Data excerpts
══════
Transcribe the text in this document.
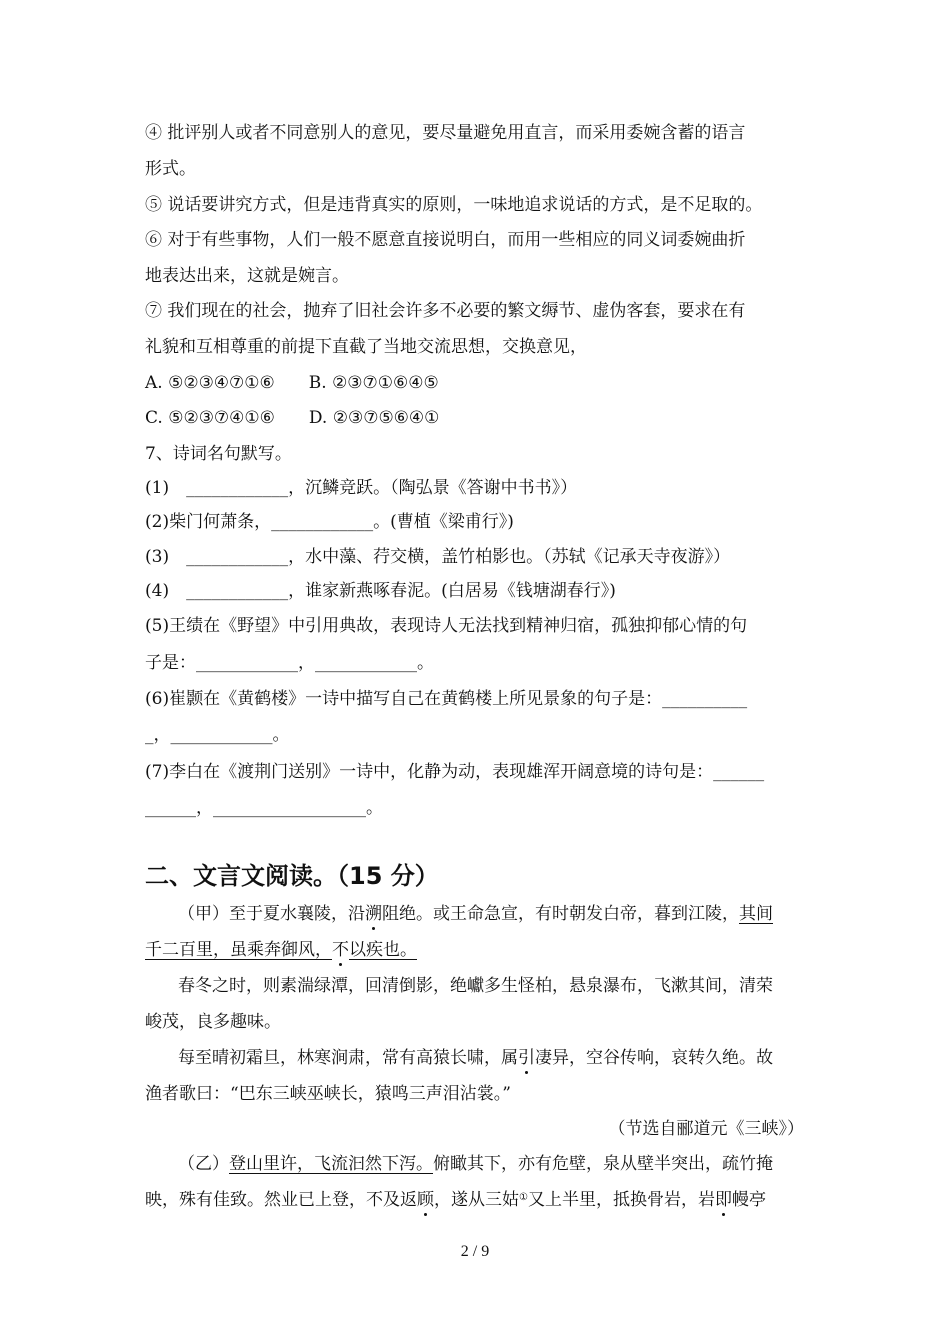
④ 批评别人或者不同意别人的意见，要尽量避免用直言，而采用委婉含蓄的语言
形式。
⑤ 说话要讲究方式，但是违背真实的原则，一味地追求说话的方式，是不足取的。
⑥ 对于有些事物，人们一般不愿意直接说明白，而用一些相应的同义词委婉曲折
地表达出来，这就是婉言。
⑦ 我们现在的社会，抛弃了旧社会许多不必要的繁文缛节、虚伪客套，要求在有
礼貌和互相尊重的前提下直截了当地交流思想，交换意见，
A. ⑤②③④⑦①⑥　　B. ②③⑦①⑥④⑤
C. ⑤②③⑦④①⑥　　D. ②③⑦⑤⑥④①
7、诗词名句默写。
(1)　____________，沉鳞竞跃。（陶弘景《答谢中书书》）
(2)柴门何萧条，____________。(曹植《梁甫行》)
(3)　____________，水中藻、荇交横，盖竹柏影也。（苏轼《记承天寺夜游》）
(4)　____________，谁家新燕啄春泥。(白居易《钱塘湖春行》)
(5)王绩在《野望》中引用典故，表现诗人无法找到精神归宿，孤独抑郁心情的句
子是：____________，____________。
(6)崔颢在《黄鹤楼》一诗中描写自己在黄鹤楼上所见景象的句子是：__________
_，____________。
(7)李白在《渡荆门送别》一诗中，化静为动，表现雄浑开阔意境的诗句是：______
______，__________________。
二、文言文阅读。（15 分）
（甲）至于夏水襄陵，沿溯阻绝。或王命急宣，有时朝发白帝，暮到江陵，其间
千二百里，虽乘奔御风，不以疾也。
春冬之时，则素湍绿潭，回清倒影，绝巘多生怪柏，悬泉瀑布，飞漱其间，清荣
峻茂，良多趣味。
每至晴初霜旦，林寒涧肃，常有高猿长啸，属引凄异，空谷传响，哀转久绝。故
渔者歌曰：“巴东三峡巫峡长，猿鸣三声泪沾裳。”
（节选自郦道元《三峡》）
（乙）登山里许，飞流汩然下泻。俯瞰其下，亦有危壁，泉从壁半突出，疏竹掩
映，殊有佳致。然业已上登，不及返顾，遂从三姑①又上半里，抵换骨岩，岩即幔亭
2 / 9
══════
§ Given task
Reproduce all of the data exactly, omitting each picture it holds.

§ Task solution
Transcribe the text in this document.
④ 批评别人或者不同意别人的意见，要尽量避免用直言，而采用委婉含蓄的语言
形式。
⑤ 说话要讲究方式，但是违背真实的原则，一味地追求说话的方式，是不足取的。
⑥ 对于有些事物，人们一般不愿意直接说明白，而用一些相应的同义词委婉曲折
地表达出来，这就是婉言。
⑦ 我们现在的社会，抛弃了旧社会许多不必要的繁文缛节、虚伪客套，要求在有
礼貌和互相尊重的前提下直截了当地交流思想，交换意见，
A. ⑤②③④⑦①⑥　　B. ②③⑦①⑥④⑤
C. ⑤②③⑦④①⑥　　D. ②③⑦⑤⑥④①
7、诗词名句默写。
(1)　____________，沉鳞竞跃。（陶弘景《答谢中书书》）
(2)柴门何萧条，____________。(曹植《梁甫行》)
(3)　____________，水中藻、荇交横，盖竹柏影也。（苏轼《记承天寺夜游》）
(4)　____________，谁家新燕啄春泥。(白居易《钱塘湖春行》)
(5)王绩在《野望》中引用典故，表现诗人无法找到精神归宿，孤独抑郁心情的句
子是：____________，____________。
(6)崔颢在《黄鹤楼》一诗中描写自己在黄鹤楼上所见景象的句子是：__________
_，____________。
(7)李白在《渡荆门送别》一诗中，化静为动，表现雄浑开阔意境的诗句是：______
______，__________________。
二、文言文阅读。（15 分）
（甲）至于夏水襄陵，沿溯阻绝。或王命急宣，有时朝发白帝，暮到江陵，其间
千二百里，虽乘奔御风，不以疾也。
春冬之时，则素湍绿潭，回清倒影，绝巘多生怪柏，悬泉瀑布，飞漱其间，清荣
峻茂，良多趣味。
每至晴初霜旦，林寒涧肃，常有高猿长啸，属引凄异，空谷传响，哀转久绝。故
渔者歌曰：“巴东三峡巫峡长，猿鸣三声泪沾裳。”
（节选自郦道元《三峡》）
（乙）登山里许，飞流汩然下泻。俯瞰其下，亦有危壁，泉从壁半突出，疏竹掩
映，殊有佳致。然业已上登，不及返顾，遂从三姑①又上半里，抵换骨岩，岩即幔亭
2 / 9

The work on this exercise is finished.